*Task to complete*
Each record is to be transcribed exactly.

........

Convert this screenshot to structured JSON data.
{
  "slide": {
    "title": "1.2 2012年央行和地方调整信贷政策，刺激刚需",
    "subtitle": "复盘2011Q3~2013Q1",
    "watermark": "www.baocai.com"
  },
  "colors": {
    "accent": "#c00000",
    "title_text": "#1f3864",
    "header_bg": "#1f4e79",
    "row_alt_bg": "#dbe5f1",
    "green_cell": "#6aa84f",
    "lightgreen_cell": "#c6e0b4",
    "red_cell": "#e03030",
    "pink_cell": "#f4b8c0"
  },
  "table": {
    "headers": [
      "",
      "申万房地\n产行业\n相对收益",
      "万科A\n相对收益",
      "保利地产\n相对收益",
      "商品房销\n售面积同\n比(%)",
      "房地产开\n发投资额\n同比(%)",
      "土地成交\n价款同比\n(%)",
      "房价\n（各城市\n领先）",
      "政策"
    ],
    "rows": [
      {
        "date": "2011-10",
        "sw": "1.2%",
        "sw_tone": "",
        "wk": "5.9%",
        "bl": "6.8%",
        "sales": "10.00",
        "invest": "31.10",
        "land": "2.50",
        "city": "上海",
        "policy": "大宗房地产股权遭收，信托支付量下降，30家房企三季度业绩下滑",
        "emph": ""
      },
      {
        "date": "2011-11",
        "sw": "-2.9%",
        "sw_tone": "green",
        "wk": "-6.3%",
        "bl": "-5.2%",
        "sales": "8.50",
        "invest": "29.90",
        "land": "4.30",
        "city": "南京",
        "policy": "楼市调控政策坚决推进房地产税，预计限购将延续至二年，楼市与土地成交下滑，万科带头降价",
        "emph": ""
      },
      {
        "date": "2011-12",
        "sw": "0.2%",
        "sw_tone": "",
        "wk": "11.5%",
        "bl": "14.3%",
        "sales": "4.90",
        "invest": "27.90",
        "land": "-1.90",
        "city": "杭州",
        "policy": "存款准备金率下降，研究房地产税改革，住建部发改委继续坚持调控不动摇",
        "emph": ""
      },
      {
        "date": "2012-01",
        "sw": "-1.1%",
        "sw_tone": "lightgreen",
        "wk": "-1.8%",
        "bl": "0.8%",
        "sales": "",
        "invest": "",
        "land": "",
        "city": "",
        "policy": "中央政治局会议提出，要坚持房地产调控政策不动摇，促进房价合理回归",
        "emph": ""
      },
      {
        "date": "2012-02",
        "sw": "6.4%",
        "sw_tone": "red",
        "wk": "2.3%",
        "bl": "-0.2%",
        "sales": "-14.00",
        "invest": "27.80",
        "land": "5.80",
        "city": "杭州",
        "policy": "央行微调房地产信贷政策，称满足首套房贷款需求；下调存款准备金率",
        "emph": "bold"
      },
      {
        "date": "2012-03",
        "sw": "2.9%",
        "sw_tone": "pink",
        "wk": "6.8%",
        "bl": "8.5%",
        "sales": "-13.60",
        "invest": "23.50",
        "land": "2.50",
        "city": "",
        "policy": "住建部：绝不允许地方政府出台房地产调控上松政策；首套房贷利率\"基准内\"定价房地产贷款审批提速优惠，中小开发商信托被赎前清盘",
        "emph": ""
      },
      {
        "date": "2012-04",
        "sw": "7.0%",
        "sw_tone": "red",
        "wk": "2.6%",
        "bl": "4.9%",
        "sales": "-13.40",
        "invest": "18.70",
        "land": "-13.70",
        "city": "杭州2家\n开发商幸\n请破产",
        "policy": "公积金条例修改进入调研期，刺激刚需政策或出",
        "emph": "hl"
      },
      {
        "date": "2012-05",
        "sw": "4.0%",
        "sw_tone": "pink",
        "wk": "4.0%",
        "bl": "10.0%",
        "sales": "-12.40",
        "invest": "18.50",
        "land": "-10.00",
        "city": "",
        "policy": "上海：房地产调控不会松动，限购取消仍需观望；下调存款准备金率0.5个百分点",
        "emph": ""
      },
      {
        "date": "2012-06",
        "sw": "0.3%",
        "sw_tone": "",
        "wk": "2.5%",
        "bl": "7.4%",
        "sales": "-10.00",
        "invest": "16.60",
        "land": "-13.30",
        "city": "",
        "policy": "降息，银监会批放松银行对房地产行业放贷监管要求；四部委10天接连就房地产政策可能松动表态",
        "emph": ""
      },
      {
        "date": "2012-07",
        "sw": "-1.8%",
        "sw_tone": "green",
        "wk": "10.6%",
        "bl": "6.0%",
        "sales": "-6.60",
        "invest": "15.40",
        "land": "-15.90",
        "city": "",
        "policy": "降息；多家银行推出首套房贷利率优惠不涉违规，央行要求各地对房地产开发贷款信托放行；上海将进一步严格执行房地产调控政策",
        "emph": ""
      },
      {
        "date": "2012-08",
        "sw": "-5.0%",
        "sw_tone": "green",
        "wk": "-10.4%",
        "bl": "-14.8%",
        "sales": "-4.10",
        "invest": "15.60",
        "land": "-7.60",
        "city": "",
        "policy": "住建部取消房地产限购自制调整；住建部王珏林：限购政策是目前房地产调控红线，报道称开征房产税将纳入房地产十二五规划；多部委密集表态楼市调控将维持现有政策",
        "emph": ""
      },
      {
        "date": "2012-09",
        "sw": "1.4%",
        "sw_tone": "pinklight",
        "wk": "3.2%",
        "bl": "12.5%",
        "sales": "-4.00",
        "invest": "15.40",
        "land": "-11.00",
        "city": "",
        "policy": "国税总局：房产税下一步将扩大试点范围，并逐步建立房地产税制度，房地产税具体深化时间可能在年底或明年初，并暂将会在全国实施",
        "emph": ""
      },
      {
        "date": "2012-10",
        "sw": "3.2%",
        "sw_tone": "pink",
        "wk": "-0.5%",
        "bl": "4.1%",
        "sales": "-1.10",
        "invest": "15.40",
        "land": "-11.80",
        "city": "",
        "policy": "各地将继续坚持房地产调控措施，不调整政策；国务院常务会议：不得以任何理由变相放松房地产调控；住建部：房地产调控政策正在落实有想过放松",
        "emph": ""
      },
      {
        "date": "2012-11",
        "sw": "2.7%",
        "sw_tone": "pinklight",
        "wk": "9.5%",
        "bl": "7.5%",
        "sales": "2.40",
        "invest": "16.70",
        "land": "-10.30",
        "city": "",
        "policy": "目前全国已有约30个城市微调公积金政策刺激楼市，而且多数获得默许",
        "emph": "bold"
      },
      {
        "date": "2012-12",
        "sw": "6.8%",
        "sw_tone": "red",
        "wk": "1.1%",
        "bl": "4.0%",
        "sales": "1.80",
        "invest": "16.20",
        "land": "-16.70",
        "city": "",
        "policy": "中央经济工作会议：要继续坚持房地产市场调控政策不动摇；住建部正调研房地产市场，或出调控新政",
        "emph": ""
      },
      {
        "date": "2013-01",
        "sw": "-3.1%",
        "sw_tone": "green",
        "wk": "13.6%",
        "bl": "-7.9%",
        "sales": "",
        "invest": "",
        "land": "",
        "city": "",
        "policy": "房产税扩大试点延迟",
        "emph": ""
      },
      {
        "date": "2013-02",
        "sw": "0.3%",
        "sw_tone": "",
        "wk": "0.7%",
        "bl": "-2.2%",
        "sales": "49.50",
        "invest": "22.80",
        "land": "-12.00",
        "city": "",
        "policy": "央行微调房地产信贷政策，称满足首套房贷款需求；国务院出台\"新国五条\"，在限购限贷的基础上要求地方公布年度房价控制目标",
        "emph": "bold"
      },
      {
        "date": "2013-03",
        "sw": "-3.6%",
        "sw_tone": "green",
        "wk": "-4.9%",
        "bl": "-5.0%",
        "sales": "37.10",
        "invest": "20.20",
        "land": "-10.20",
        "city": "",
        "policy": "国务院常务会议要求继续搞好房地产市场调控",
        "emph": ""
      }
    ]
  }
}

........

*Response*
Convert this screenshot to structured JSON data.
{
  "slide": {
    "title": "1.2 2012年央行和地方调整信贷政策，刺激刚需",
    "subtitle": "复盘2011Q3~2013Q1",
    "watermark": "www.baocai.com"
  },
  "colors": {
    "accent": "#c00000",
    "title_text": "#1f3864",
    "header_bg": "#1f4e79",
    "row_alt_bg": "#dbe5f1",
    "green_cell": "#6aa84f",
    "lightgreen_cell": "#c6e0b4",
    "red_cell": "#e03030",
    "pink_cell": "#f4b8c0"
  },
  "table": {
    "headers": [
      "",
      "申万房地\n产行业\n相对收益",
      "万科A\n相对收益",
      "保利地产\n相对收益",
      "商品房销\n售面积同\n比(%)",
      "房地产开\n发投资额\n同比(%)",
      "土地成交\n价款同比\n(%)",
      "房价\n（各城市\n领先）",
      "政策"
    ],
    "rows": [
      {
        "date": "2011-10",
        "sw": "1.2%",
        "sw_tone": "",
        "wk": "5.9%",
        "bl": "6.8%",
        "sales": "10.00",
        "invest": "31.10",
        "land": "2.50",
        "city": "上海",
        "policy": "大宗房地产股权遭收，信托支付量下降，30家房企三季度业绩下滑",
        "emph": ""
      },
      {
        "date": "2011-11",
        "sw": "-2.9%",
        "sw_tone": "green",
        "wk": "-6.3%",
        "bl": "-5.2%",
        "sales": "8.50",
        "invest": "29.90",
        "land": "4.30",
        "city": "南京",
        "policy": "楼市调控政策坚决推进房地产税，预计限购将延续至二年，楼市与土地成交下滑，万科带头降价",
        "emph": ""
      },
      {
        "date": "2011-12",
        "sw": "0.2%",
        "sw_tone": "",
        "wk": "11.5%",
        "bl": "14.3%",
        "sales": "4.90",
        "invest": "27.90",
        "land": "-1.90",
        "city": "杭州",
        "policy": "存款准备金率下降，研究房地产税改革，住建部发改委继续坚持调控不动摇",
        "emph": ""
      },
      {
        "date": "2012-01",
        "sw": "-1.1%",
        "sw_tone": "lightgreen",
        "wk": "-1.8%",
        "bl": "0.8%",
        "sales": "",
        "invest": "",
        "land": "",
        "city": "",
        "policy": "中央政治局会议提出，要坚持房地产调控政策不动摇，促进房价合理回归",
        "emph": ""
      },
      {
        "date": "2012-02",
        "sw": "6.4%",
        "sw_tone": "red",
        "wk": "2.3%",
        "bl": "-0.2%",
        "sales": "-14.00",
        "invest": "27.80",
        "land": "5.80",
        "city": "杭州",
        "policy": "央行微调房地产信贷政策，称满足首套房贷款需求；下调存款准备金率",
        "emph": "bold"
      },
      {
        "date": "2012-03",
        "sw": "2.9%",
        "sw_tone": "pink",
        "wk": "6.8%",
        "bl": "8.5%",
        "sales": "-13.60",
        "invest": "23.50",
        "land": "2.50",
        "city": "",
        "policy": "住建部：绝不允许地方政府出台房地产调控上松政策；首套房贷利率\"基准内\"定价房地产贷款审批提速优惠，中小开发商信托被赎前清盘",
        "emph": ""
      },
      {
        "date": "2012-04",
        "sw": "7.0%",
        "sw_tone": "red",
        "wk": "2.6%",
        "bl": "4.9%",
        "sales": "-13.40",
        "invest": "18.70",
        "land": "-13.70",
        "city": "杭州2家\n开发商幸\n请破产",
        "policy": "公积金条例修改进入调研期，刺激刚需政策或出",
        "emph": "hl"
      },
      {
        "date": "2012-05",
        "sw": "4.0%",
        "sw_tone": "pink",
        "wk": "4.0%",
        "bl": "10.0%",
        "sales": "-12.40",
        "invest": "18.50",
        "land": "-10.00",
        "city": "",
        "policy": "上海：房地产调控不会松动，限购取消仍需观望；下调存款准备金率0.5个百分点",
        "emph": ""
      },
      {
        "date": "2012-06",
        "sw": "0.3%",
        "sw_tone": "",
        "wk": "2.5%",
        "bl": "7.4%",
        "sales": "-10.00",
        "invest": "16.60",
        "land": "-13.30",
        "city": "",
        "policy": "降息，银监会批放松银行对房地产行业放贷监管要求；四部委10天接连就房地产政策可能松动表态",
        "emph": ""
      },
      {
        "date": "2012-07",
        "sw": "-1.8%",
        "sw_tone": "green",
        "wk": "10.6%",
        "bl": "6.0%",
        "sales": "-6.60",
        "invest": "15.40",
        "land": "-15.90",
        "city": "",
        "policy": "降息；多家银行推出首套房贷利率优惠不涉违规，央行要求各地对房地产开发贷款信托放行；上海将进一步严格执行房地产调控政策",
        "emph": ""
      },
      {
        "date": "2012-08",
        "sw": "-5.0%",
        "sw_tone": "green",
        "wk": "-10.4%",
        "bl": "-14.8%",
        "sales": "-4.10",
        "invest": "15.60",
        "land": "-7.60",
        "city": "",
        "policy": "住建部取消房地产限购自制调整；住建部王珏林：限购政策是目前房地产调控红线，报道称开征房产税将纳入房地产十二五规划；多部委密集表态楼市调控将维持现有政策",
        "emph": ""
      },
      {
        "date": "2012-09",
        "sw": "1.4%",
        "sw_tone": "pinklight",
        "wk": "3.2%",
        "bl": "12.5%",
        "sales": "-4.00",
        "invest": "15.40",
        "land": "-11.00",
        "city": "",
        "policy": "国税总局：房产税下一步将扩大试点范围，并逐步建立房地产税制度，房地产税具体深化时间可能在年底或明年初，并暂将会在全国实施",
        "emph": ""
      },
      {
        "date": "2012-10",
        "sw": "3.2%",
        "sw_tone": "pink",
        "wk": "-0.5%",
        "bl": "4.1%",
        "sales": "-1.10",
        "invest": "15.40",
        "land": "-11.80",
        "city": "",
        "policy": "各地将继续坚持房地产调控措施，不调整政策；国务院常务会议：不得以任何理由变相放松房地产调控；住建部：房地产调控政策正在落实有想过放松",
        "emph": ""
      },
      {
        "date": "2012-11",
        "sw": "2.7%",
        "sw_tone": "pinklight",
        "wk": "9.5%",
        "bl": "7.5%",
        "sales": "2.40",
        "invest": "16.70",
        "land": "-10.30",
        "city": "",
        "policy": "目前全国已有约30个城市微调公积金政策刺激楼市，而且多数获得默许",
        "emph": "bold"
      },
      {
        "date": "2012-12",
        "sw": "6.8%",
        "sw_tone": "red",
        "wk": "1.1%",
        "bl": "4.0%",
        "sales": "1.80",
        "invest": "16.20",
        "land": "-16.70",
        "city": "",
        "policy": "中央经济工作会议：要继续坚持房地产市场调控政策不动摇；住建部正调研房地产市场，或出调控新政",
        "emph": ""
      },
      {
        "date": "2013-01",
        "sw": "-3.1%",
        "sw_tone": "green",
        "wk": "13.6%",
        "bl": "-7.9%",
        "sales": "",
        "invest": "",
        "land": "",
        "city": "",
        "policy": "房产税扩大试点延迟",
        "emph": ""
      },
      {
        "date": "2013-02",
        "sw": "0.3%",
        "sw_tone": "",
        "wk": "0.7%",
        "bl": "-2.2%",
        "sales": "49.50",
        "invest": "22.80",
        "land": "-12.00",
        "city": "",
        "policy": "央行微调房地产信贷政策，称满足首套房贷款需求；国务院出台\"新国五条\"，在限购限贷的基础上要求地方公布年度房价控制目标",
        "emph": "bold"
      },
      {
        "date": "2013-03",
        "sw": "-3.6%",
        "sw_tone": "green",
        "wk": "-4.9%",
        "bl": "-5.0%",
        "sales": "37.10",
        "invest": "20.20",
        "land": "-10.20",
        "city": "",
        "policy": "国务院常务会议要求继续搞好房地产市场调控",
        "emph": ""
      }
    ]
  }
}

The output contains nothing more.